[What you will do] Say the number of lines containing the string "title", and say nothing else.

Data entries
* BEGIN *
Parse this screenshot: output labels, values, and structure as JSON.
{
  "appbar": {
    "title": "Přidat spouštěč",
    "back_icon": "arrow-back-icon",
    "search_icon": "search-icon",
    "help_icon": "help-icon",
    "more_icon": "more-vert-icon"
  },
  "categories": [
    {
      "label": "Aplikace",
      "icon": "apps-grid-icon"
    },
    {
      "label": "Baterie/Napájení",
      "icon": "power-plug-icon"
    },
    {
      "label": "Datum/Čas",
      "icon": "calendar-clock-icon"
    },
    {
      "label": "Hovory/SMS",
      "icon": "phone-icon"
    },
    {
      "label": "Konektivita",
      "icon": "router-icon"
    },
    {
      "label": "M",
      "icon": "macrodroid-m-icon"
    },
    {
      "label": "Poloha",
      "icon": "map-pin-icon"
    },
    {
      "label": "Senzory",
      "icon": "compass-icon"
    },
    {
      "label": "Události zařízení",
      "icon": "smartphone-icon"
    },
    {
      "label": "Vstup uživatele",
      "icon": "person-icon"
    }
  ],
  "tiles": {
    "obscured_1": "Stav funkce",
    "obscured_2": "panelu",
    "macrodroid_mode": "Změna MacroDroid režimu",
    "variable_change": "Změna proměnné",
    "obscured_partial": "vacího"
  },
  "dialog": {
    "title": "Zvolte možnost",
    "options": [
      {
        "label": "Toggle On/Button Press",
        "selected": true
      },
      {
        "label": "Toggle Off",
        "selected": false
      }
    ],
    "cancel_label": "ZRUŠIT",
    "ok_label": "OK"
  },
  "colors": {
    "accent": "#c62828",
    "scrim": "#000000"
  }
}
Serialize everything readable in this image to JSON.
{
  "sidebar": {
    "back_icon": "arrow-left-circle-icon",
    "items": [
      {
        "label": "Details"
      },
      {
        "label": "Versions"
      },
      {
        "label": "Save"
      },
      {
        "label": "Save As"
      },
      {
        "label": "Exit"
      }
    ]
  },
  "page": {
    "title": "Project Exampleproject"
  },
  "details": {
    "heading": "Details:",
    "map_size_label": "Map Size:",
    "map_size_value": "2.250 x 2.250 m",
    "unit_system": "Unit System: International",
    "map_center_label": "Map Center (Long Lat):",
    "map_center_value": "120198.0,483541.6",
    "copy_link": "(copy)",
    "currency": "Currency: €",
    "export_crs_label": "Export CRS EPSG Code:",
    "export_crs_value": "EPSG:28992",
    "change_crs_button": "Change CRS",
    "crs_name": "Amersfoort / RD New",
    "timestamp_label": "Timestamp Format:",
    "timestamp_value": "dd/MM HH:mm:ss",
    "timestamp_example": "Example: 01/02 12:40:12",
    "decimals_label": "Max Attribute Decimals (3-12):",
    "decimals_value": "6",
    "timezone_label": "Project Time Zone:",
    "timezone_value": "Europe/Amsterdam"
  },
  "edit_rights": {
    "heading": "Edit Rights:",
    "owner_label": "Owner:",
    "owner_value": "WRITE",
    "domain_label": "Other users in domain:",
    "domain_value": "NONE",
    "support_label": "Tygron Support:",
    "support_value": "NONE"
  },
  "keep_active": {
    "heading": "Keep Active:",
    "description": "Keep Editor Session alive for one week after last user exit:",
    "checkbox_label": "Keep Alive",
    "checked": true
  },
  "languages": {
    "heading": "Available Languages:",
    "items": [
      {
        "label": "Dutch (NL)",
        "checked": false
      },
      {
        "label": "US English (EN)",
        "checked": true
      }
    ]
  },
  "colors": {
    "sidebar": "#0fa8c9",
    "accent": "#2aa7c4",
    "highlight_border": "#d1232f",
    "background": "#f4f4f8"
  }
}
* END *
[Expected answer] 3